Work instructions:
What lines of the data hold the string "this"? Pull each one out.

Data entries:
★ ★ ★ ★ ★
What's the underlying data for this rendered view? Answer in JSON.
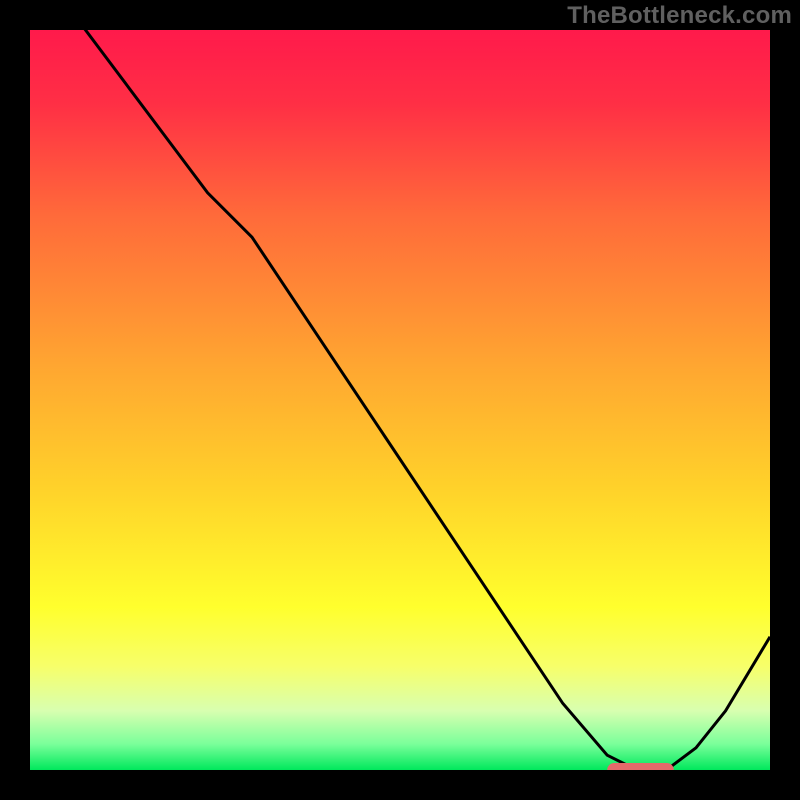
{
  "watermark": "TheBottleneck.com",
  "chart_data": {
    "type": "line",
    "title": "",
    "xlabel": "",
    "ylabel": "",
    "xlim": [
      0,
      100
    ],
    "ylim": [
      0,
      100
    ],
    "x": [
      0,
      6,
      12,
      18,
      24,
      30,
      36,
      42,
      48,
      54,
      60,
      66,
      72,
      78,
      82,
      86,
      90,
      94,
      100
    ],
    "values": [
      110,
      102,
      94,
      86,
      78,
      72,
      63,
      54,
      45,
      36,
      27,
      18,
      9,
      2,
      0,
      0,
      3,
      8,
      18
    ],
    "marker_segment": {
      "x0": 78,
      "x1": 87,
      "y": 0
    },
    "gradient_stops": [
      {
        "offset": 0.0,
        "color": "#ff1a4b"
      },
      {
        "offset": 0.1,
        "color": "#ff2f45"
      },
      {
        "offset": 0.25,
        "color": "#ff6a3a"
      },
      {
        "offset": 0.45,
        "color": "#ffa531"
      },
      {
        "offset": 0.62,
        "color": "#ffd22a"
      },
      {
        "offset": 0.78,
        "color": "#ffff2d"
      },
      {
        "offset": 0.86,
        "color": "#f7ff6a"
      },
      {
        "offset": 0.92,
        "color": "#d8ffb0"
      },
      {
        "offset": 0.965,
        "color": "#7aff9a"
      },
      {
        "offset": 1.0,
        "color": "#00e85c"
      }
    ],
    "curve_color": "#000000",
    "marker_color": "#e46a6a",
    "background_frame": "#000000"
  }
}
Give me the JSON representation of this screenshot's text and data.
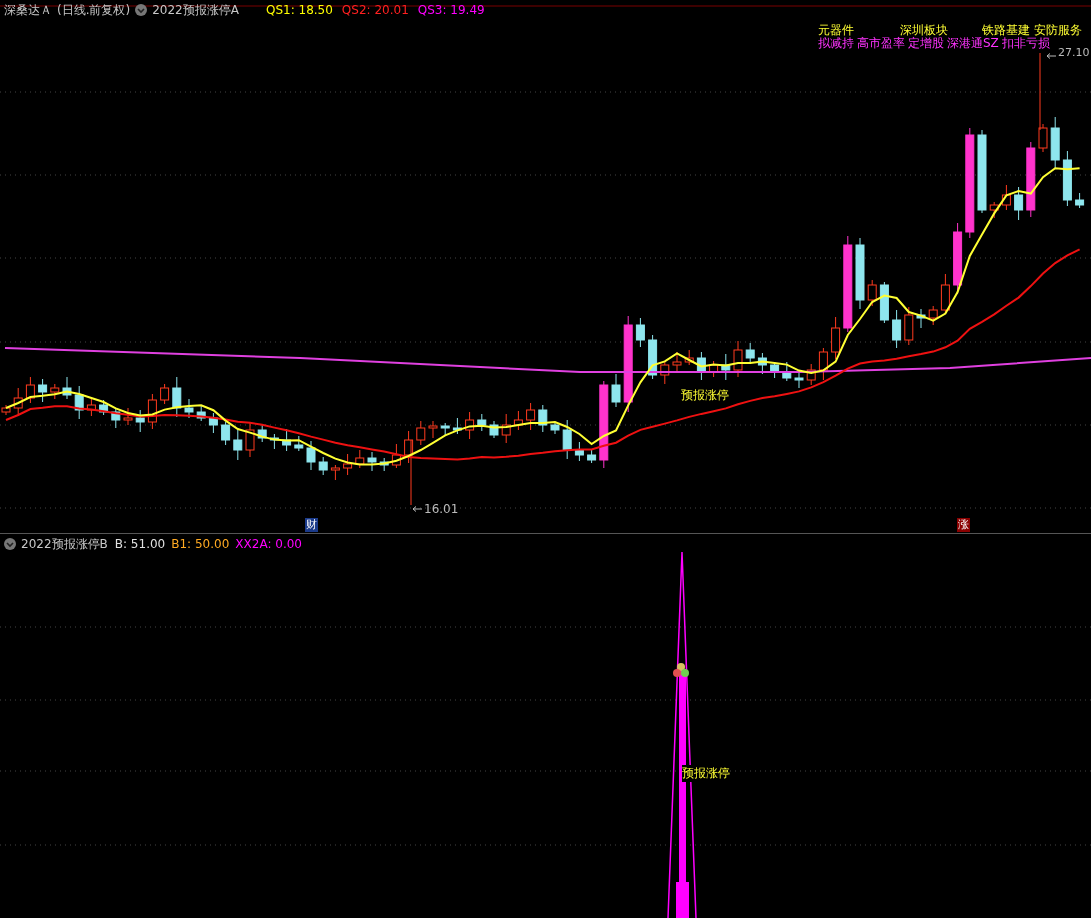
★ ★ ★ ★ ★
Result:
What's the underlying data for this rendered view? Answer in JSON.
Give me the JSON representation of this screenshot's text and data.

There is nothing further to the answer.